Exercise requirements –
Locate the lines that hold the string "SRMTID". Copy every such line.

Figure data in JSON –
** start **

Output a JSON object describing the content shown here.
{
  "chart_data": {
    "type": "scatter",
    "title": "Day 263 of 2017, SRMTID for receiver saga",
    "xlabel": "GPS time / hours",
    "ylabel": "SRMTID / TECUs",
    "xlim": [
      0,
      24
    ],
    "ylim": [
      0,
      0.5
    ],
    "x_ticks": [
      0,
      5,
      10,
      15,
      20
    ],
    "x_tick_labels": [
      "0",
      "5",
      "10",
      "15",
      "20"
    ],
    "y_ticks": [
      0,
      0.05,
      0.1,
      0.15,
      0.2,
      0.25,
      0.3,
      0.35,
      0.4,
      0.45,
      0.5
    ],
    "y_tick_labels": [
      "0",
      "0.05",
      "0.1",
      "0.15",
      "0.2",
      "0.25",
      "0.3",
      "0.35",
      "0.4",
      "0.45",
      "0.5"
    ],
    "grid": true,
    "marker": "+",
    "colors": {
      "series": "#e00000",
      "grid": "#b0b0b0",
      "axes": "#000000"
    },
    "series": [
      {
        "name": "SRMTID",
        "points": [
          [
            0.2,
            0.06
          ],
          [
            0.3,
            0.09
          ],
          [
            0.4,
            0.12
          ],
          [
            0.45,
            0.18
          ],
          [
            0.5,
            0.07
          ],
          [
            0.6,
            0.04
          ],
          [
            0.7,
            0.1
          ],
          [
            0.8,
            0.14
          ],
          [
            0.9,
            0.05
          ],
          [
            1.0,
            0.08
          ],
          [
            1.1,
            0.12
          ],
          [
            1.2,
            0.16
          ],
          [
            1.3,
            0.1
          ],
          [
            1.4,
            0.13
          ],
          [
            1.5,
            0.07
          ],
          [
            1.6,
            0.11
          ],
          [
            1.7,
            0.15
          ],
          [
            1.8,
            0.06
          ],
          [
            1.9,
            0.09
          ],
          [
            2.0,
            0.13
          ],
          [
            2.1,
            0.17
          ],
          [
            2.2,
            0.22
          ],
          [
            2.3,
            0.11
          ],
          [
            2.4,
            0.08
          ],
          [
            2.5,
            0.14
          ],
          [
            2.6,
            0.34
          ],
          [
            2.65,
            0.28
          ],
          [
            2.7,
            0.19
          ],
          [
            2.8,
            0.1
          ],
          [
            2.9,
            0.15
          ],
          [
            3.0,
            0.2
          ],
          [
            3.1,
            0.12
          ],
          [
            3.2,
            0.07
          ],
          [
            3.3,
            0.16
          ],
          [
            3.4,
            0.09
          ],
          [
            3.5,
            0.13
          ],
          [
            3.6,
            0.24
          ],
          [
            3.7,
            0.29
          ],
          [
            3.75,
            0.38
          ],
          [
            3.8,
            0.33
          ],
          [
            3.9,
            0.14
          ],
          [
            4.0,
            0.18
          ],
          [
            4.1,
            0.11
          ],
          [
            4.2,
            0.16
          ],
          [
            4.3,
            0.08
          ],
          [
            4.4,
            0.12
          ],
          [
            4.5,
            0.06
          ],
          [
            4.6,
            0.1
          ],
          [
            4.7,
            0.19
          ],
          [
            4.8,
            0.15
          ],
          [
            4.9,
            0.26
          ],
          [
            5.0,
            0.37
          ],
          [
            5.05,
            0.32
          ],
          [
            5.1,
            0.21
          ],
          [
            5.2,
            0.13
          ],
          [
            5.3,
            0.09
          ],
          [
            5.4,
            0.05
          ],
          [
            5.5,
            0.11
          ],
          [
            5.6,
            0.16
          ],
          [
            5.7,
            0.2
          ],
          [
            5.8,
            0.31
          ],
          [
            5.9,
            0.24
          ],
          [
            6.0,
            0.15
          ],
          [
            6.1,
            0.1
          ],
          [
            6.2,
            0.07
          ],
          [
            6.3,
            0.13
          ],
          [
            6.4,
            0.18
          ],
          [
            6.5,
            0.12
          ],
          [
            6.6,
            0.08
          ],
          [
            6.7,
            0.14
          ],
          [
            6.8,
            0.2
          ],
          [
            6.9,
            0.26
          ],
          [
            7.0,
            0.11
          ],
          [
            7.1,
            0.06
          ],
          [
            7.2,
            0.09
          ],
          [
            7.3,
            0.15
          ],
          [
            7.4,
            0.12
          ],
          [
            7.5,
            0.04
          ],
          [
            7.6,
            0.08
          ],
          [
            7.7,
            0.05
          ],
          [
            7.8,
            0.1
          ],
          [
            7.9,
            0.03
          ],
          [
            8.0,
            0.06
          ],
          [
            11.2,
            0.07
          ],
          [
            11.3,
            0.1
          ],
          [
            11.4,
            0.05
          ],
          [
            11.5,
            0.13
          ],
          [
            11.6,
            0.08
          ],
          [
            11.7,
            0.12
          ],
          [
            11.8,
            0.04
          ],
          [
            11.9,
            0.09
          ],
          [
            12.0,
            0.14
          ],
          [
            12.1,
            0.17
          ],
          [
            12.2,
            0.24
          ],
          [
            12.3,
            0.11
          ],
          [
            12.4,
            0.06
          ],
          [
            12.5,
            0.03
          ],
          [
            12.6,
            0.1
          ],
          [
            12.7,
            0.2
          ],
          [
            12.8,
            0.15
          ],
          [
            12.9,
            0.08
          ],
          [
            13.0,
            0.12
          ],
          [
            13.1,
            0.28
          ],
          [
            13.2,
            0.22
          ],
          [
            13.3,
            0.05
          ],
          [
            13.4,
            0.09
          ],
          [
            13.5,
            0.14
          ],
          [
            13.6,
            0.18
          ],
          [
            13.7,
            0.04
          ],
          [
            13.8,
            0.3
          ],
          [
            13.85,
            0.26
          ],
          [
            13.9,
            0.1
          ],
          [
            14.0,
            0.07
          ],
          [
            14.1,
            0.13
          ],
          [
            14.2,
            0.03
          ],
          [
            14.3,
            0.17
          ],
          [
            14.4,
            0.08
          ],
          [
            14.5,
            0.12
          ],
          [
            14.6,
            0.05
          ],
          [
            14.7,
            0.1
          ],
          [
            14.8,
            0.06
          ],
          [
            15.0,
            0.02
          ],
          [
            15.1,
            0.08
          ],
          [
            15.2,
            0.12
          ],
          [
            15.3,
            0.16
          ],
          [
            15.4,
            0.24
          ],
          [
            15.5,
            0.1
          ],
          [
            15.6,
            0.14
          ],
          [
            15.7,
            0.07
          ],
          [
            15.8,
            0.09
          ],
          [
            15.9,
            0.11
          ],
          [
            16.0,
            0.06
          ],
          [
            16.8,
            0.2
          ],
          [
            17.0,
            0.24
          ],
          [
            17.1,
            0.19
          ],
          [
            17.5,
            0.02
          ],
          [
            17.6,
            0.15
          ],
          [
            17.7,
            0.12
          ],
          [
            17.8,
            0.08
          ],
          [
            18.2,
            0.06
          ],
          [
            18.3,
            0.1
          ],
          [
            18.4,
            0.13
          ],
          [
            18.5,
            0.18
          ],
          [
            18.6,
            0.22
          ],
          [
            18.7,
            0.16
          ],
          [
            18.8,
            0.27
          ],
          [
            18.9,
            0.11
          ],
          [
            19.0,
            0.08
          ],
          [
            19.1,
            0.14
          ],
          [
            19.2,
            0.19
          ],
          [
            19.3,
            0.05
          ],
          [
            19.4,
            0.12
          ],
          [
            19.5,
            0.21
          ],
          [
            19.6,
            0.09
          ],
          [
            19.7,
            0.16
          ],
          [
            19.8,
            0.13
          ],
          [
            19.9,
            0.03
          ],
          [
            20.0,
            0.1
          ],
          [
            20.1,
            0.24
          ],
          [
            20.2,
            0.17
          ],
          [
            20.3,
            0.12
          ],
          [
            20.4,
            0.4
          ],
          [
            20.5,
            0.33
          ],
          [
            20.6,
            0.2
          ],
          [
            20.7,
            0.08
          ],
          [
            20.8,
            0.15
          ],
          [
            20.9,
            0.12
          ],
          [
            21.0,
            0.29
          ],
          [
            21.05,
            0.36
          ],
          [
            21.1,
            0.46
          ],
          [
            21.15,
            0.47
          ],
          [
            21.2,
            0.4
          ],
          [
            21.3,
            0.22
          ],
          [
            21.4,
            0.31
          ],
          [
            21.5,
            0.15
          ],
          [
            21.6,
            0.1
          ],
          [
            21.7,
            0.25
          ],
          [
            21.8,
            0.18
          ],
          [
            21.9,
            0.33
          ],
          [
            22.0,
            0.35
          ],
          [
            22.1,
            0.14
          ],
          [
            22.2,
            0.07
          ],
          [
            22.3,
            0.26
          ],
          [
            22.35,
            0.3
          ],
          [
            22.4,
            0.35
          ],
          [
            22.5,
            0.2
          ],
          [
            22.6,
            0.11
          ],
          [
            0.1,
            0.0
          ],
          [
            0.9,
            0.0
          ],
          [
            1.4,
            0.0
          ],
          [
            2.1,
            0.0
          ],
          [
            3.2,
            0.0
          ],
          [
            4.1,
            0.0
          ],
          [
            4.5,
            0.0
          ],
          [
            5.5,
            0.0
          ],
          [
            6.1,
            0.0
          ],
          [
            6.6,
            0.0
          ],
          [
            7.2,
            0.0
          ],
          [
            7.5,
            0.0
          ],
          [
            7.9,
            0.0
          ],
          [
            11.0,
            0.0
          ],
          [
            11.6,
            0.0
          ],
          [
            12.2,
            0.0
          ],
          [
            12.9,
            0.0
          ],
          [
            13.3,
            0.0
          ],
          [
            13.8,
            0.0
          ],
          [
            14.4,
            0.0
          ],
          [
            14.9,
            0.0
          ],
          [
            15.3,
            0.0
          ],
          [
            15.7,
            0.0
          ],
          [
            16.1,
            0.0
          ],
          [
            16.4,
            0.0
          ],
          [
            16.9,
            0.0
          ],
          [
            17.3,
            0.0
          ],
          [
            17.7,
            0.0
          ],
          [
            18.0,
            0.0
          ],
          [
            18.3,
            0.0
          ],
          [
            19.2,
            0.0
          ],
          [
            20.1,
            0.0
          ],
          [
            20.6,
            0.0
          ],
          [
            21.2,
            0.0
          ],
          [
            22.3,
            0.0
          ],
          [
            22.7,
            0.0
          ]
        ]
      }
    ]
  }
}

** end **

Expected output –
    "title": "Day 263 of 2017, SRMTID for receiver saga",
    "ylabel": "SRMTID / TECUs",
        "name": "SRMTID",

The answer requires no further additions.